- _What is required_:
Reproduce the records below in full and exactly, without their images.

# Exercise data start

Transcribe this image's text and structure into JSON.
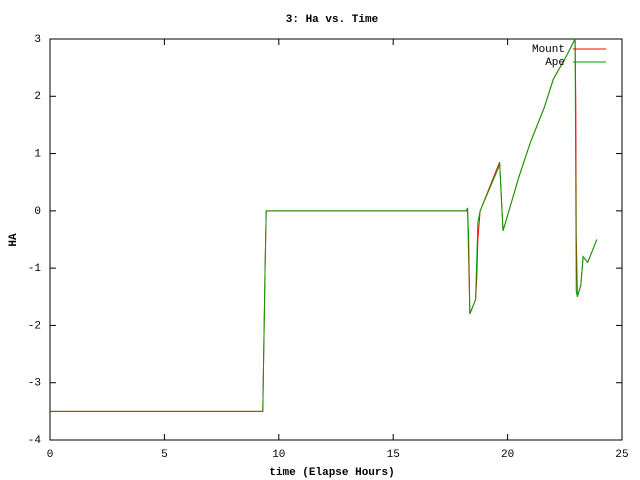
{
  "chart_data": {
    "type": "line",
    "title": "3: Ha vs. Time",
    "x_label": "time (Elapse Hours)",
    "y_label": "HA",
    "xlim": [
      0,
      25
    ],
    "ylim": [
      -4,
      3
    ],
    "xticks": [
      0,
      5,
      10,
      15,
      20,
      25
    ],
    "yticks": [
      -4,
      -3,
      -2,
      -1,
      0,
      1,
      2,
      3
    ],
    "grid": false,
    "legend": "top-right",
    "series": [
      {
        "name": "Mount",
        "color": "#ff0000",
        "x": [
          0,
          9.3,
          9.4,
          9.45,
          18.2,
          18.25,
          18.35,
          18.6,
          18.65,
          18.7,
          18.8,
          19.65,
          19.8,
          20.5,
          21.0,
          21.6,
          22.0,
          22.5,
          22.95,
          22.98,
          23.0,
          23.05,
          23.2,
          23.3,
          23.5,
          23.9
        ],
        "values": [
          -3.5,
          -3.5,
          -1.0,
          0,
          0,
          0.05,
          -1.8,
          -1.55,
          -1.2,
          -0.5,
          0,
          0.85,
          -0.35,
          0.6,
          1.2,
          1.8,
          2.3,
          2.65,
          3.0,
          1.9,
          -0.4,
          -1.5,
          -1.3,
          -0.8,
          -0.9,
          -0.5
        ]
      },
      {
        "name": "Ape",
        "color": "#00a000",
        "x": [
          0,
          9.3,
          9.4,
          9.45,
          18.2,
          18.25,
          18.3,
          18.35,
          18.6,
          18.7,
          18.8,
          19.6,
          19.65,
          19.8,
          20.5,
          21.0,
          21.6,
          22.0,
          22.5,
          22.95,
          23.0,
          23.05,
          23.2,
          23.3,
          23.5,
          23.9
        ],
        "values": [
          -3.5,
          -3.5,
          -1.0,
          0,
          0,
          0.05,
          -0.5,
          -1.8,
          -1.55,
          -0.2,
          0,
          0.75,
          0.85,
          -0.35,
          0.6,
          1.2,
          1.8,
          2.3,
          2.65,
          3.0,
          -1.4,
          -1.5,
          -1.3,
          -0.8,
          -0.9,
          -0.5
        ]
      }
    ]
  }
}
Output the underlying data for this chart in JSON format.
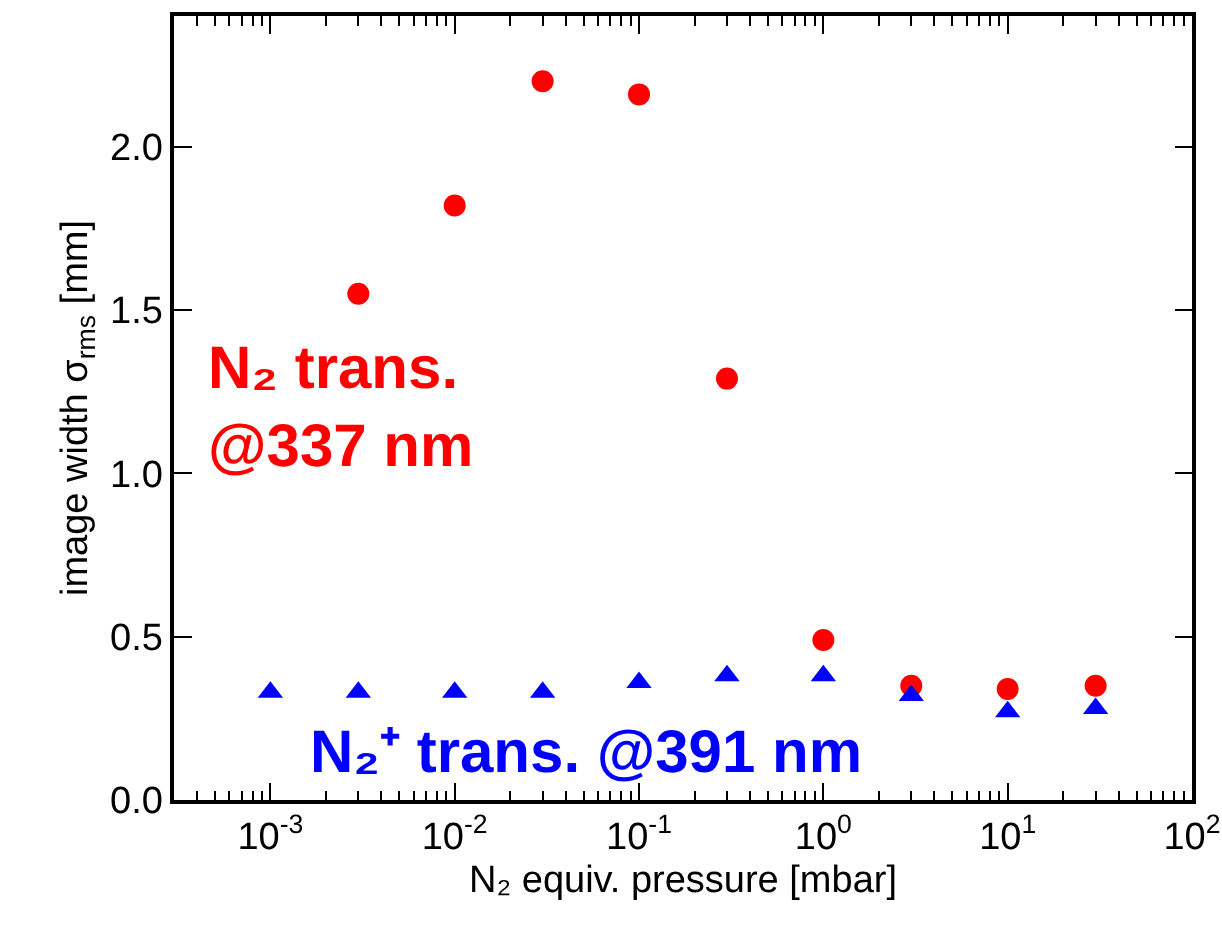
{
  "chart_data": {
    "type": "scatter",
    "xlabel": "N₂ equiv. pressure [mbar]",
    "ylabel": "image width σ$_{rms}$ [mm]",
    "log": "x",
    "xlim": [
      0.0003,
      100
    ],
    "xticks": [
      {
        "value": 0.001,
        "label": "10$^{-3}$"
      },
      {
        "value": 0.01,
        "label": "10$^{-2}$"
      },
      {
        "value": 0.1,
        "label": "10$^{-1}$"
      },
      {
        "value": 1,
        "label": "10$^{0}$"
      },
      {
        "value": 10,
        "label": "10$^{1}$"
      },
      {
        "value": 100,
        "label": "10$^{2}$"
      }
    ],
    "ylim": [
      0,
      2.4
    ],
    "yticks": [
      {
        "value": 0,
        "label": "0.0"
      },
      {
        "value": 0.5,
        "label": "0.5"
      },
      {
        "value": 1,
        "label": "1.0"
      },
      {
        "value": 1.5,
        "label": "1.5"
      },
      {
        "value": 2,
        "label": "2.0"
      }
    ],
    "grid": false,
    "legend": false,
    "series": [
      {
        "name": "N₂ trans.\n@337 nm",
        "color": "#ff0000",
        "marker": "circle",
        "x": [
          0.003,
          0.01,
          0.03,
          0.1,
          0.3,
          1,
          3,
          10,
          30
        ],
        "values": [
          1.55,
          1.82,
          2.2,
          2.16,
          1.29,
          0.49,
          0.35,
          0.34,
          0.35
        ]
      },
      {
        "name": "N₂⁺ trans. @391 nm",
        "color": "#0000ff",
        "marker": "triangle",
        "x": [
          0.001,
          0.003,
          0.01,
          0.03,
          0.1,
          0.3,
          1,
          3,
          10,
          30
        ],
        "values": [
          0.33,
          0.33,
          0.33,
          0.33,
          0.36,
          0.38,
          0.38,
          0.32,
          0.27,
          0.28
        ]
      }
    ]
  }
}
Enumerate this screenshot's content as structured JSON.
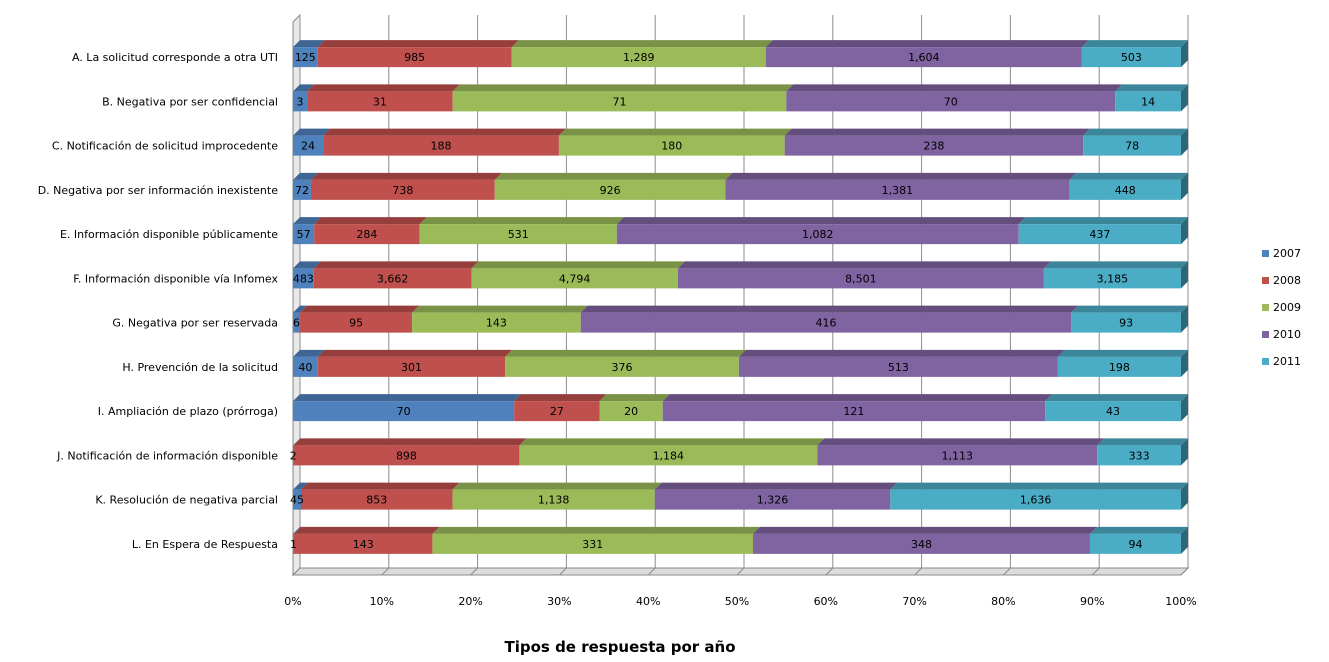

# Exercise data end

- _The answer_:
Transcribe this image's text and structure into JSON.
{
  "chart_data": {
    "type": "line",
    "title": "3: Ha vs. Time",
    "x_label": "time (Elapse Hours)",
    "y_label": "HA",
    "xlim": [
      0,
      25
    ],
    "ylim": [
      -4,
      3
    ],
    "xticks": [
      0,
      5,
      10,
      15,
      20,
      25
    ],
    "yticks": [
      -4,
      -3,
      -2,
      -1,
      0,
      1,
      2,
      3
    ],
    "grid": false,
    "legend": "top-right",
    "series": [
      {
        "name": "Mount",
        "color": "#ff0000",
        "x": [
          0,
          9.3,
          9.4,
          9.45,
          18.2,
          18.25,
          18.35,
          18.6,
          18.65,
          18.7,
          18.8,
          19.65,
          19.8,
          20.5,
          21.0,
          21.6,
          22.0,
          22.5,
          22.95,
          22.98,
          23.0,
          23.05,
          23.2,
          23.3,
          23.5,
          23.9
        ],
        "values": [
          -3.5,
          -3.5,
          -1.0,
          0,
          0,
          0.05,
          -1.8,
          -1.55,
          -1.2,
          -0.5,
          0,
          0.85,
          -0.35,
          0.6,
          1.2,
          1.8,
          2.3,
          2.65,
          3.0,
          1.9,
          -0.4,
          -1.5,
          -1.3,
          -0.8,
          -0.9,
          -0.5
        ]
      },
      {
        "name": "Ape",
        "color": "#00a000",
        "x": [
          0,
          9.3,
          9.4,
          9.45,
          18.2,
          18.25,
          18.3,
          18.35,
          18.6,
          18.7,
          18.8,
          19.6,
          19.65,
          19.8,
          20.5,
          21.0,
          21.6,
          22.0,
          22.5,
          22.95,
          23.0,
          23.05,
          23.2,
          23.3,
          23.5,
          23.9
        ],
        "values": [
          -3.5,
          -3.5,
          -1.0,
          0,
          0,
          0.05,
          -0.5,
          -1.8,
          -1.55,
          -0.2,
          0,
          0.75,
          0.85,
          -0.35,
          0.6,
          1.2,
          1.8,
          2.3,
          2.65,
          3.0,
          -1.4,
          -1.5,
          -1.3,
          -0.8,
          -0.9,
          -0.5
        ]
      }
    ]
  }
}
Output the underlying data for this chart in JSON format.
{
  "chart_data": {
    "type": "scatter",
    "xlabel": "N₂ equiv. pressure [mbar]",
    "ylabel": "image width σ$_{rms}$ [mm]",
    "log": "x",
    "xlim": [
      0.0003,
      100
    ],
    "xticks": [
      {
        "value": 0.001,
        "label": "10$^{-3}$"
      },
      {
        "value": 0.01,
        "label": "10$^{-2}$"
      },
      {
        "value": 0.1,
        "label": "10$^{-1}$"
      },
      {
        "value": 1,
        "label": "10$^{0}$"
      },
      {
        "value": 10,
        "label": "10$^{1}$"
      },
      {
        "value": 100,
        "label": "10$^{2}$"
      }
    ],
    "ylim": [
      0,
      2.4
    ],
    "yticks": [
      {
        "value": 0,
        "label": "0.0"
      },
      {
        "value": 0.5,
        "label": "0.5"
      },
      {
        "value": 1,
        "label": "1.0"
      },
      {
        "value": 1.5,
        "label": "1.5"
      },
      {
        "value": 2,
        "label": "2.0"
      }
    ],
    "grid": false,
    "legend": false,
    "series": [
      {
        "name": "N₂ trans.\n@337 nm",
        "color": "#ff0000",
        "marker": "circle",
        "x": [
          0.003,
          0.01,
          0.03,
          0.1,
          0.3,
          1,
          3,
          10,
          30
        ],
        "values": [
          1.55,
          1.82,
          2.2,
          2.16,
          1.29,
          0.49,
          0.35,
          0.34,
          0.35
        ]
      },
      {
        "name": "N₂⁺ trans. @391 nm",
        "color": "#0000ff",
        "marker": "triangle",
        "x": [
          0.001,
          0.003,
          0.01,
          0.03,
          0.1,
          0.3,
          1,
          3,
          10,
          30
        ],
        "values": [
          0.33,
          0.33,
          0.33,
          0.33,
          0.36,
          0.38,
          0.38,
          0.32,
          0.27,
          0.28
        ]
      }
    ]
  }
}
Enumerate this screenshot's content as structured JSON.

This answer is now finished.